**TASK DESCRIPTION**
Carry none of the pictures over; set down the material below exactly.
==================================================
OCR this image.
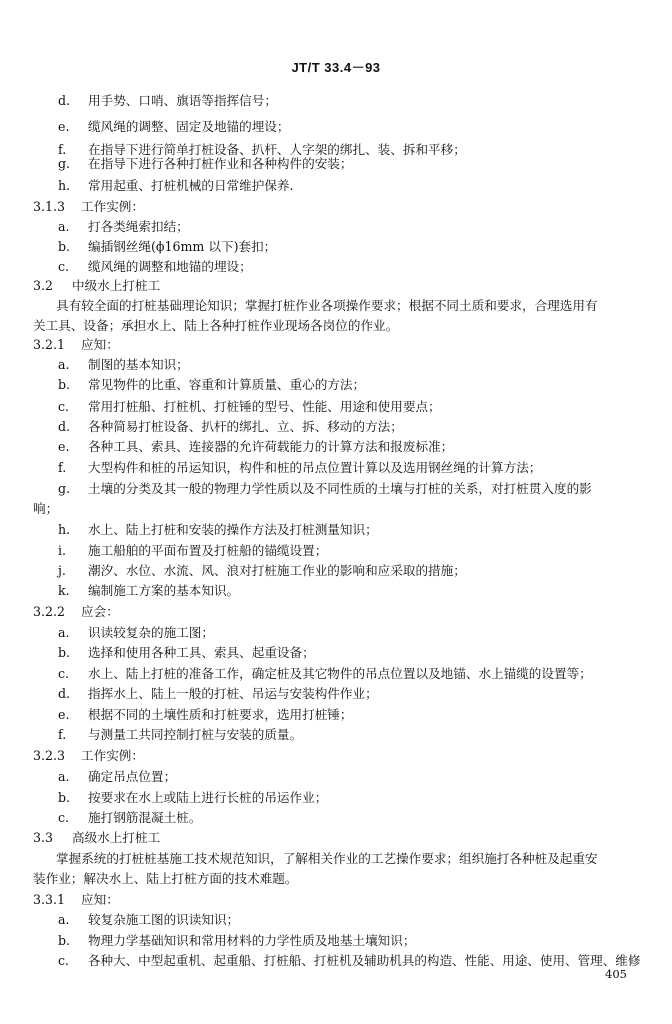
JT/T 33.4－93
d. 用手势、口哨、旗语等指挥信号；
e. 缆风绳的调整、固定及地锚的埋设；
f. 在指导下进行简单打桩设备、扒杆、人字架的绑扎、装、拆和平移；
g. 在指导下进行各种打桩作业和各种构件的安装；
h. 常用起重、打桩机械的日常维护保养.
3.1.3 工作实例：
a. 打各类绳索扣结；
b. 编插钢丝绳(ϕ16mm 以下)套扣；
c. 缆风绳的调整和地锚的埋设；
3.2 中级水上打桩工
具有较全面的打桩基础理论知识；掌握打桩作业各项操作要求；根据不同土质和要求，合理选用有
关工具、设备；承担水上、陆上各种打桩作业现场各岗位的作业。
3.2.1 应知：
a. 制图的基本知识；
b. 常见物件的比重、容重和计算质量、重心的方法；
c. 常用打桩船、打桩机、打桩锤的型号、性能、用途和使用要点；
d. 各种简易打桩设备、扒杆的绑扎、立、拆、移动的方法；
e. 各种工具、索具、连接器的允许荷载能力的计算方法和报废标准；
f. 大型构件和桩的吊运知识，构件和桩的吊点位置计算以及选用钢丝绳的计算方法；
g. 土壤的分类及其一般的物理力学性质以及不同性质的土壤与打桩的关系，对打桩贯入度的影
响；
h. 水上、陆上打桩和安装的操作方法及打桩测量知识；
i. 施工船舶的平面布置及打桩船的锚缆设置；
j. 潮汐、水位、水流、风、浪对打桩施工作业的影响和应采取的措施；
k. 编制施工方案的基本知识。
3.2.2 应会：
a. 识读较复杂的施工图；
b. 选择和使用各种工具、索具、起重设备；
c. 水上、陆上打桩的准备工作，确定桩及其它物件的吊点位置以及地锚、水上锚缆的设置等；
d. 指挥水上、陆上一般的打桩、吊运与安装构件作业；
e. 根据不同的土壤性质和打桩要求，选用打桩锤；
f. 与测量工共同控制打桩与安装的质量。
3.2.3 工作实例：
a. 确定吊点位置；
b. 按要求在水上或陆上进行长桩的吊运作业；
c. 施打钢筋混凝土桩。
3.3 高级水上打桩工
掌握系统的打桩桩基施工技术规范知识，了解相关作业的工艺操作要求；组织施打各种桩及起重安
装作业；解决水上、陆上打桩方面的技术难题。
3.3.1 应知：
a. 较复杂施工图的识读知识；
b. 物理力学基础知识和常用材料的力学性质及地基土壤知识；
c. 各种大、中型起重机、起重船、打桩船、打桩机及辅助机具的构造、性能、用途、使用、管理、维修
405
==================================================
**TASK RESULT**
OCR this image.
JT/T 33.4－93
d. 用手势、口哨、旗语等指挥信号；
e. 缆风绳的调整、固定及地锚的埋设；
f. 在指导下进行简单打桩设备、扒杆、人字架的绑扎、装、拆和平移；
g. 在指导下进行各种打桩作业和各种构件的安装；
h. 常用起重、打桩机械的日常维护保养.
3.1.3 工作实例：
a. 打各类绳索扣结；
b. 编插钢丝绳(ϕ16mm 以下)套扣；
c. 缆风绳的调整和地锚的埋设；
3.2 中级水上打桩工
具有较全面的打桩基础理论知识；掌握打桩作业各项操作要求；根据不同土质和要求，合理选用有
关工具、设备；承担水上、陆上各种打桩作业现场各岗位的作业。
3.2.1 应知：
a. 制图的基本知识；
b. 常见物件的比重、容重和计算质量、重心的方法；
c. 常用打桩船、打桩机、打桩锤的型号、性能、用途和使用要点；
d. 各种简易打桩设备、扒杆的绑扎、立、拆、移动的方法；
e. 各种工具、索具、连接器的允许荷载能力的计算方法和报废标准；
f. 大型构件和桩的吊运知识，构件和桩的吊点位置计算以及选用钢丝绳的计算方法；
g. 土壤的分类及其一般的物理力学性质以及不同性质的土壤与打桩的关系，对打桩贯入度的影
响；
h. 水上、陆上打桩和安装的操作方法及打桩测量知识；
i. 施工船舶的平面布置及打桩船的锚缆设置；
j. 潮汐、水位、水流、风、浪对打桩施工作业的影响和应采取的措施；
k. 编制施工方案的基本知识。
3.2.2 应会：
a. 识读较复杂的施工图；
b. 选择和使用各种工具、索具、起重设备；
c. 水上、陆上打桩的准备工作，确定桩及其它物件的吊点位置以及地锚、水上锚缆的设置等；
d. 指挥水上、陆上一般的打桩、吊运与安装构件作业；
e. 根据不同的土壤性质和打桩要求，选用打桩锤；
f. 与测量工共同控制打桩与安装的质量。
3.2.3 工作实例：
a. 确定吊点位置；
b. 按要求在水上或陆上进行长桩的吊运作业；
c. 施打钢筋混凝土桩。
3.3 高级水上打桩工
掌握系统的打桩桩基施工技术规范知识，了解相关作业的工艺操作要求；组织施打各种桩及起重安
装作业；解决水上、陆上打桩方面的技术难题。
3.3.1 应知：
a. 较复杂施工图的识读知识；
b. 物理力学基础知识和常用材料的力学性质及地基土壤知识；
c. 各种大、中型起重机、起重船、打桩船、打桩机及辅助机具的构造、性能、用途、使用、管理、维修
405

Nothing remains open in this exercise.